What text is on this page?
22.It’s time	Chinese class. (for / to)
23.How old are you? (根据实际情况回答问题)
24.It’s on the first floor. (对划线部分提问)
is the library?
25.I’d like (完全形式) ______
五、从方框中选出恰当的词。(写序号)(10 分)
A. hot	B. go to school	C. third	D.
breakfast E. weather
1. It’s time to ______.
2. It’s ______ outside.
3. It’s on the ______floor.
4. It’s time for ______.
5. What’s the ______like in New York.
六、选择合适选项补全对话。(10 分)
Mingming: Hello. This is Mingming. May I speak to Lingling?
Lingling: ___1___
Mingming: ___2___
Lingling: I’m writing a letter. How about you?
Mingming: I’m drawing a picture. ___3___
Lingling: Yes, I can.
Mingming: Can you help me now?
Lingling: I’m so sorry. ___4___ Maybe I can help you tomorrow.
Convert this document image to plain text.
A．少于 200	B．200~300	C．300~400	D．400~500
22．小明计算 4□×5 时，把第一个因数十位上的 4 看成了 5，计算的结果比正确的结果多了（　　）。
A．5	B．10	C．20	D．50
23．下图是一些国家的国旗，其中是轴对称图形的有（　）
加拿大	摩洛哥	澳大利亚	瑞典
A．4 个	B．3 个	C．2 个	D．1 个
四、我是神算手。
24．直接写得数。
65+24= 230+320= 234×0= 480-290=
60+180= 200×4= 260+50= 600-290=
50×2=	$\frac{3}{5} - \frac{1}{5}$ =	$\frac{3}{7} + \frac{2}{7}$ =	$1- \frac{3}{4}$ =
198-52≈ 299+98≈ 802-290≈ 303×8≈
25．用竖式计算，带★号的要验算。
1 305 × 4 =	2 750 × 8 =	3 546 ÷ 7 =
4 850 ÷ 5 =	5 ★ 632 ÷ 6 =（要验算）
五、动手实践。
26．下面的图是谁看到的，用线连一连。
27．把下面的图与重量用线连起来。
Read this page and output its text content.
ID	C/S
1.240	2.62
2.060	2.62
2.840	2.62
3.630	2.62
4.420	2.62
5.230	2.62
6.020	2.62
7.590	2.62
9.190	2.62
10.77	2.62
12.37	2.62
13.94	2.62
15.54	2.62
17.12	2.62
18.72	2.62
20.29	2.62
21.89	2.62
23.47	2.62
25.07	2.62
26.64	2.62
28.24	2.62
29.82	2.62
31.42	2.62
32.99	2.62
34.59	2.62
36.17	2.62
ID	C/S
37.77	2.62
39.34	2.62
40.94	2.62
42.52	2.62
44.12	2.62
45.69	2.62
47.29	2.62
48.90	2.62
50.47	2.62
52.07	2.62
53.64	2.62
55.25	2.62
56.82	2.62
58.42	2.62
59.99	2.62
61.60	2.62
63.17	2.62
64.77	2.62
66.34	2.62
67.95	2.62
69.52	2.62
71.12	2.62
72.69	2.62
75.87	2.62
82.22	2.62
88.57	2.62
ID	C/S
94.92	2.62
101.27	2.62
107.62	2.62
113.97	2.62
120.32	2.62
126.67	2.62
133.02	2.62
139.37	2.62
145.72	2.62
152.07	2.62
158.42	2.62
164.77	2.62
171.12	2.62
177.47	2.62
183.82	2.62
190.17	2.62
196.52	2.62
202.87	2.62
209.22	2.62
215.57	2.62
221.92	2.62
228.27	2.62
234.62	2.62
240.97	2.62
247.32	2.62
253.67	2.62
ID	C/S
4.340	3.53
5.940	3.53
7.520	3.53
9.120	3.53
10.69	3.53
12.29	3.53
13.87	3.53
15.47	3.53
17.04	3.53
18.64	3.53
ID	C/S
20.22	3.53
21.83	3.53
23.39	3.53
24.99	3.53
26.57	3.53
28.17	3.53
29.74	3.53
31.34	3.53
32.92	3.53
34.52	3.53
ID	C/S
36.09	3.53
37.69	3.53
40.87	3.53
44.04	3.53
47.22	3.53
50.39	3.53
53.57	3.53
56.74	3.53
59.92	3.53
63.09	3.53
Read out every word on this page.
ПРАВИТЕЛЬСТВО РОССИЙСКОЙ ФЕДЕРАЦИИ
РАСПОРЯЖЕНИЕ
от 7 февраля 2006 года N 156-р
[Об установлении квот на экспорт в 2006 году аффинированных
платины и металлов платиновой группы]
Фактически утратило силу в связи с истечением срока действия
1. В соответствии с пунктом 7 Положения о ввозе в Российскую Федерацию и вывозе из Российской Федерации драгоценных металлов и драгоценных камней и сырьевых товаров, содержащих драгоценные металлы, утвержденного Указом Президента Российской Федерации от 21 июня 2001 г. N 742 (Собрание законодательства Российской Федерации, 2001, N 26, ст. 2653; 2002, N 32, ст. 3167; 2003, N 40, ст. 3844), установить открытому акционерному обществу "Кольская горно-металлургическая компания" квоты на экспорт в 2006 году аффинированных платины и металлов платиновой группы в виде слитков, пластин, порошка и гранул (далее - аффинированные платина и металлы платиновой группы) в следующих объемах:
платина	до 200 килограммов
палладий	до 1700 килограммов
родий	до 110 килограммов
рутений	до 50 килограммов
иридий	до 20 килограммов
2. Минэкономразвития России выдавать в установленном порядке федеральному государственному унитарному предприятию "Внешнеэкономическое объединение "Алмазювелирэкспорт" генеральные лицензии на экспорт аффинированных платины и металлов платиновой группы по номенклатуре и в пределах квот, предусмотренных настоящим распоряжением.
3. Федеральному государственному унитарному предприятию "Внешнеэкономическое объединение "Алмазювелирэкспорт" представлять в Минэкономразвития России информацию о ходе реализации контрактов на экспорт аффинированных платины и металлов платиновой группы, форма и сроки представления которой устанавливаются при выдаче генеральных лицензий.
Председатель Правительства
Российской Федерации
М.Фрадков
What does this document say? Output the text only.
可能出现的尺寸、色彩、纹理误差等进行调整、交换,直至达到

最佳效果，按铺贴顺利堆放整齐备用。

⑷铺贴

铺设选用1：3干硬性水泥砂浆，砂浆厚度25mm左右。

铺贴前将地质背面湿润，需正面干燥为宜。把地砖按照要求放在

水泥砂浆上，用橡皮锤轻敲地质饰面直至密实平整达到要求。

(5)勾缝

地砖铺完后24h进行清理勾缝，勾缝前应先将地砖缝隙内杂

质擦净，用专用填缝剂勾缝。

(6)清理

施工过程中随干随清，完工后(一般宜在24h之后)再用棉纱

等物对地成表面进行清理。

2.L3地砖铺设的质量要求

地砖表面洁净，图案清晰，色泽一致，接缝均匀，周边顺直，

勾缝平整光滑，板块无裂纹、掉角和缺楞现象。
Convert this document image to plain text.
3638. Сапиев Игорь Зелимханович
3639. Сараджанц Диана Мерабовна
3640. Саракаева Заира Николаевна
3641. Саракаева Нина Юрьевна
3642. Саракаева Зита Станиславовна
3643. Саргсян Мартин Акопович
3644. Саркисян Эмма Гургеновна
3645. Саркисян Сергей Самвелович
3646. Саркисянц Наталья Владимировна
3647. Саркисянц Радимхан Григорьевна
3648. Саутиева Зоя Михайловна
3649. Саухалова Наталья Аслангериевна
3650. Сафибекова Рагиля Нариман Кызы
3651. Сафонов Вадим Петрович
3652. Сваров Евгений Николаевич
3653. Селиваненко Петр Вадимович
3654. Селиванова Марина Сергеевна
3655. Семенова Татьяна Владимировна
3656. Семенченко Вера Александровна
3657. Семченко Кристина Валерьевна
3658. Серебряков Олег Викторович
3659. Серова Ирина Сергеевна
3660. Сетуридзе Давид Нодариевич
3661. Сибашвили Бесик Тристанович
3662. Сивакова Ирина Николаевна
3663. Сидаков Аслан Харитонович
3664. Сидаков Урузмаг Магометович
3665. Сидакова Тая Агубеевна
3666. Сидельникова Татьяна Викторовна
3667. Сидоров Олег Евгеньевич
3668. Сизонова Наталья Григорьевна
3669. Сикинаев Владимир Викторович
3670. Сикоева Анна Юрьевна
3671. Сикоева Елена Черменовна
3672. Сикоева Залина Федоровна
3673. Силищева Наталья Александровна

— Task instructions —
Check each line above for "Минэкономразвития" and return the ones that have it.

— Final answer —
2. Минэкономразвития России выдавать в установленном порядке федеральному государственному унитарному предприятию "Внешнеэкономическое объединение "Алмазювелирэкспорт" генеральные лицензии на экспорт аффинированных платины и металлов платиновой группы по номенклатуре и в пределах квот, предусмотренных настоящим распоряжением.
3. Федеральному государственному унитарному предприятию "Внешнеэкономическое объединение "Алмазювелирэкспорт" представлять в Минэкономразвития России информацию о ходе реализации контрактов на экспорт аффинированных платины и металлов платиновой группы, форма и сроки представления которой устанавливаются при выдаче генеральных лицензий.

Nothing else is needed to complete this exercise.